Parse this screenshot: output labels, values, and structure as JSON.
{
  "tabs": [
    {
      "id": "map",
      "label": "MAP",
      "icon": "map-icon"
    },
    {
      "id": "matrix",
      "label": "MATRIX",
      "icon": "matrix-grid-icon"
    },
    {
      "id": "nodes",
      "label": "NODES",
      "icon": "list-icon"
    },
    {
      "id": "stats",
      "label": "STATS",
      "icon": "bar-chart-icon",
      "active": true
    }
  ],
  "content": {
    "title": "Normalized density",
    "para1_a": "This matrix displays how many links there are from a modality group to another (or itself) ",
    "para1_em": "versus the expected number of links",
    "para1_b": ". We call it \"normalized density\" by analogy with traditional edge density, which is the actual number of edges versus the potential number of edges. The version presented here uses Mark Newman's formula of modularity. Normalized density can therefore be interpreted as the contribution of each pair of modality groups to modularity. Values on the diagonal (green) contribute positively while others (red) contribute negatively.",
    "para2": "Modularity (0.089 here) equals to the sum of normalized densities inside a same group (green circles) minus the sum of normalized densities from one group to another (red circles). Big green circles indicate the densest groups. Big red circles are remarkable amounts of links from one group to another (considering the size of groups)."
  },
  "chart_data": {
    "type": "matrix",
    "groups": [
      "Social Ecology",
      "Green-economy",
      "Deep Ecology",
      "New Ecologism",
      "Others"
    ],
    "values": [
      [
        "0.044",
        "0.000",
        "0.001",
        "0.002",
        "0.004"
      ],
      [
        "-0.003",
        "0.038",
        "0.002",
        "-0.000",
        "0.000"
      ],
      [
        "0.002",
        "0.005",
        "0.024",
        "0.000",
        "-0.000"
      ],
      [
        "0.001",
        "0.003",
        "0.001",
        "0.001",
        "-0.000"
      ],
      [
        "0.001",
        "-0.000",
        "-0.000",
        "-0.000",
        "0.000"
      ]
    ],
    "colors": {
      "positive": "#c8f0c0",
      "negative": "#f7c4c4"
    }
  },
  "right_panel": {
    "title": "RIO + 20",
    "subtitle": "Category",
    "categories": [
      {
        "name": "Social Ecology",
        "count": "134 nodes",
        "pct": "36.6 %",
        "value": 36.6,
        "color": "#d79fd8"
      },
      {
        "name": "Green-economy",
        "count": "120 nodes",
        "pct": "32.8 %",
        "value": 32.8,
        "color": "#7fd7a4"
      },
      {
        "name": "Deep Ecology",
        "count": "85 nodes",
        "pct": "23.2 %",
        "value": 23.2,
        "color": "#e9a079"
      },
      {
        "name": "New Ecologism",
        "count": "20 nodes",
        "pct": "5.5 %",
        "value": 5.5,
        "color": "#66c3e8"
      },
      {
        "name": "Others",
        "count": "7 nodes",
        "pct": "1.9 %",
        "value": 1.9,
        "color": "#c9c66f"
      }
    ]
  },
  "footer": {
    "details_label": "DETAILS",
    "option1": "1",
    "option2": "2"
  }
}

--- --- ---

**Given exercise**
Write out each line of the data that holds the string "icon".

**Full response**
      "icon": "map-icon"
      "icon": "matrix-grid-icon"
      "icon": "list-icon"
      "icon": "bar-chart-icon",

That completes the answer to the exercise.